======== Source material
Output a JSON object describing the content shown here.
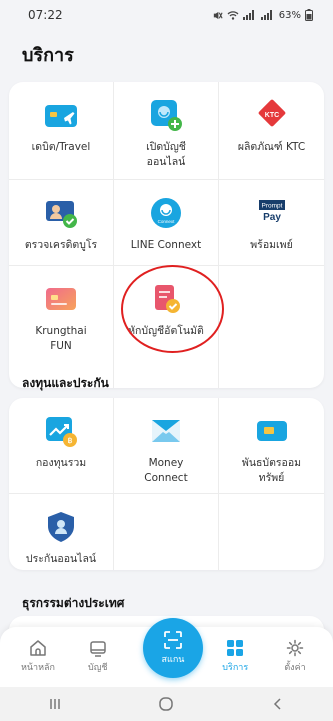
{
  "status_bar": {
    "time": "07:22",
    "battery": "63%"
  },
  "page": {
    "title": "บริการ"
  },
  "services": [
    {
      "label": "เดบิต/Travel",
      "icon": "travel-card-icon"
    },
    {
      "label": "เปิดบัญชี\nออนไลน์",
      "icon": "open-account-icon"
    },
    {
      "label": "ผลิตภัณฑ์ KTC",
      "icon": "ktc-icon",
      "badge": "KTC"
    },
    {
      "label": "ตรวจเครดิตบูโร",
      "icon": "credit-bureau-icon"
    },
    {
      "label": "LINE Connext",
      "icon": "line-connext-icon",
      "badge": "Connext"
    },
    {
      "label": "พร้อมเพย์",
      "icon": "promptpay-icon",
      "badge_top": "Prompt",
      "badge_bottom": "Pay"
    },
    {
      "label": "Krungthai\nFUN",
      "icon": "krungthai-fun-icon"
    },
    {
      "label": "หักบัญชีอัตโนมัติ",
      "icon": "auto-debit-icon"
    }
  ],
  "investment": {
    "title": "ลงทุนและประกัน",
    "items": [
      {
        "label": "กองทุนรวม",
        "icon": "mutual-fund-icon",
        "badge": "฿"
      },
      {
        "label": "Money\nConnect",
        "icon": "money-connect-icon"
      },
      {
        "label": "พันธบัตรออม\nทรัพย์",
        "icon": "savings-bond-icon"
      },
      {
        "label": "ประกันออนไลน์",
        "icon": "online-insurance-icon"
      }
    ]
  },
  "foreign": {
    "title": "ธุรกรรมต่างประเทศ"
  },
  "bottom_nav": {
    "home": "หน้าหลัก",
    "account": "บัญชี",
    "scan": "สแกน",
    "services": "บริการ",
    "settings": "ตั้งค่า"
  },
  "colors": {
    "accent": "#1aa5e6",
    "highlight": "#e02020"
  }
}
================
All lines holding the word "label" should be picked out and copied.

Finished task:
      "label": "เดบิต/Travel",
      "label": "เปิดบัญชี\nออนไลน์",
      "label": "ผลิตภัณฑ์ KTC",
      "label": "ตรวจเครดิตบูโร",
      "label": "LINE Connext",
      "label": "พร้อมเพย์",
      "label": "Krungthai\nFUN",
      "label": "หักบัญชีอัตโนมัติ",
        "label": "กองทุนรวม",
        "label": "Money\nConnect",
        "label": "พันธบัตรออม\nทรัพย์",
        "label": "ประกันออนไลน์",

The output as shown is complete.